◆ **Entries from a dataset**:
***

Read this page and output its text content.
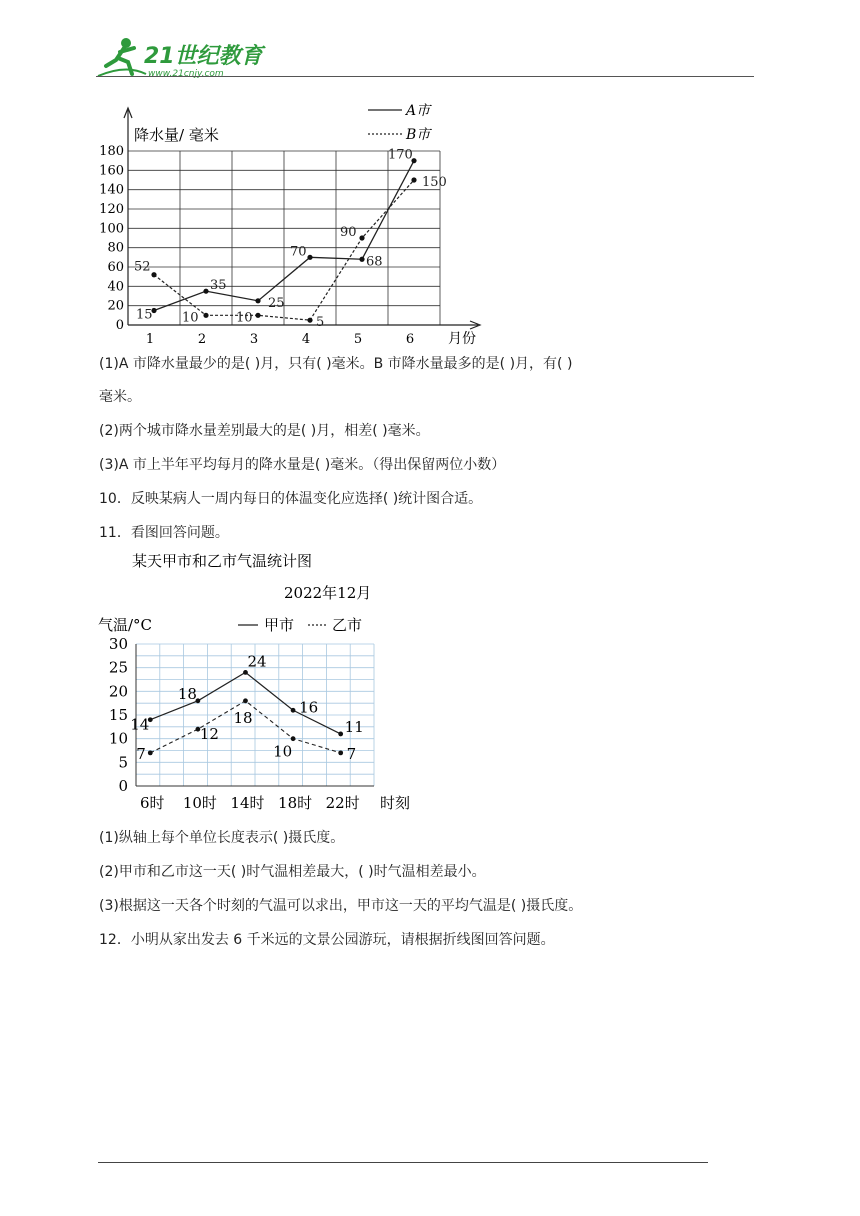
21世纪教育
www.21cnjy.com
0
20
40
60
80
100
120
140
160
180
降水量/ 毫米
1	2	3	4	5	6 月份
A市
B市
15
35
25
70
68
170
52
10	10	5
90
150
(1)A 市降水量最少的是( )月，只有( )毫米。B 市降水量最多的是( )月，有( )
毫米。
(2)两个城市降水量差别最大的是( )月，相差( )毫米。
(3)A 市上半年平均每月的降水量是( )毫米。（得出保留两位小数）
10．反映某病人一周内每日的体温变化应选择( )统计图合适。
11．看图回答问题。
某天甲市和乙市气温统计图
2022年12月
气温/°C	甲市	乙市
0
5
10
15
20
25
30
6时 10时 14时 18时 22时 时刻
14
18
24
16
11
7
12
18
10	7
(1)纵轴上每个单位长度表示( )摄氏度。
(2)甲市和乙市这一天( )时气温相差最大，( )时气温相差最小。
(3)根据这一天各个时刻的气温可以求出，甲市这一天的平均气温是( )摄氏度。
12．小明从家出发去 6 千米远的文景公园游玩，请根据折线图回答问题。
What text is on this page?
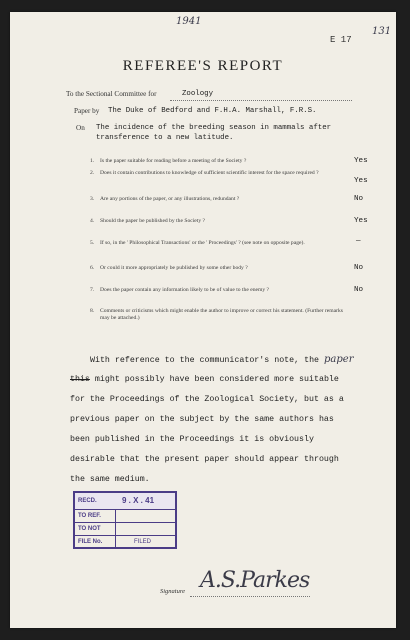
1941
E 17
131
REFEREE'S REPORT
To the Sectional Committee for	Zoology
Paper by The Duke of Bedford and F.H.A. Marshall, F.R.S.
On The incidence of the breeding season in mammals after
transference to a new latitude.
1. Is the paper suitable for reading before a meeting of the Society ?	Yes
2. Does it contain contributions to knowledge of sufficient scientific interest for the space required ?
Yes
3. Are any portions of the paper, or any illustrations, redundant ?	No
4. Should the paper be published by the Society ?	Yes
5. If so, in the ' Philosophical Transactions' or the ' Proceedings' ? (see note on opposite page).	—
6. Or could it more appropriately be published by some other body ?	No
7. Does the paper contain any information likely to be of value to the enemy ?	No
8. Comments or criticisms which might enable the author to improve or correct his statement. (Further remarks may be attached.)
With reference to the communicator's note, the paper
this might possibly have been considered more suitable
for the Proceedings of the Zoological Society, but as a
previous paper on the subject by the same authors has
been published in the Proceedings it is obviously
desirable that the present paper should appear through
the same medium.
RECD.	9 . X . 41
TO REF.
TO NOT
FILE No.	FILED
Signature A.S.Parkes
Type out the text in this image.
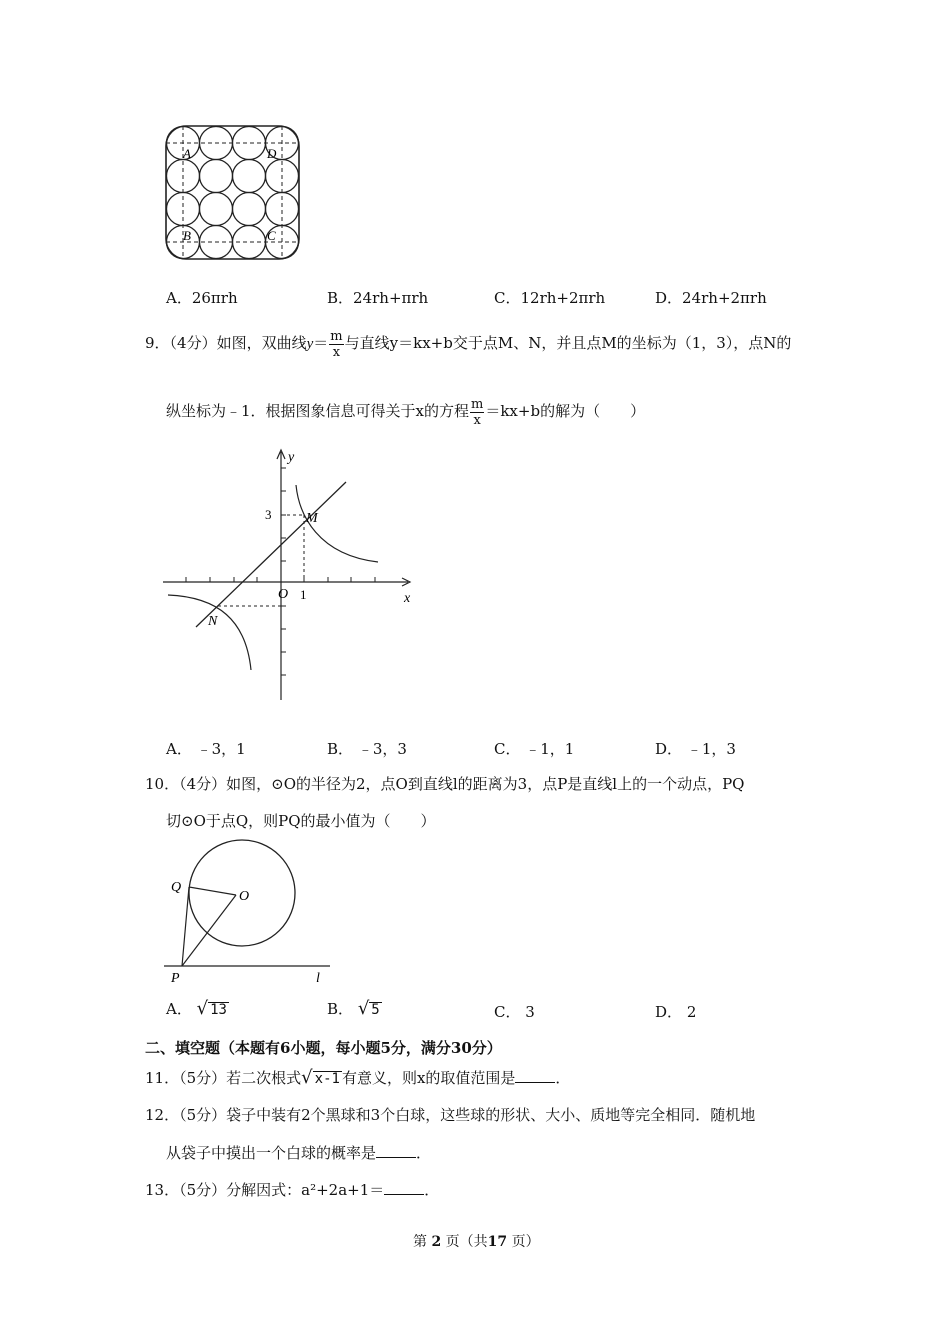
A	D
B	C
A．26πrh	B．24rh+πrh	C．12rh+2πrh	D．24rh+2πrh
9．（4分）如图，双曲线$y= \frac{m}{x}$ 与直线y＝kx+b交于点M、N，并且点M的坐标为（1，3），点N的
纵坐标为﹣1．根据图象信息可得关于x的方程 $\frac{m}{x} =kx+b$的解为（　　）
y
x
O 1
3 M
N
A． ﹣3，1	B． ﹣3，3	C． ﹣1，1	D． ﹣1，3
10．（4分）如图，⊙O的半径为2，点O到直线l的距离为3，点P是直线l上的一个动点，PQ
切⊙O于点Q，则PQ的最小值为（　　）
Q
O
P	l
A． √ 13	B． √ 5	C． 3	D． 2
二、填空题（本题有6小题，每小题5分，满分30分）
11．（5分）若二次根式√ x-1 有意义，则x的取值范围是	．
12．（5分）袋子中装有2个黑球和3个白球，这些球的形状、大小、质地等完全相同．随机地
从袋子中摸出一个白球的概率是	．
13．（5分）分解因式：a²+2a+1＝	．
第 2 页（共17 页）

***

Select the lines in this material that hold the word "Society", leaving none out.

◆ **SOLUTION TO THE EXERCISE**:
1. Is the paper suitable for reading before a meeting of the Society ?	Yes
4. Should the paper be published by the Society ?	Yes
for the Proceedings of the Zoological Society, but as a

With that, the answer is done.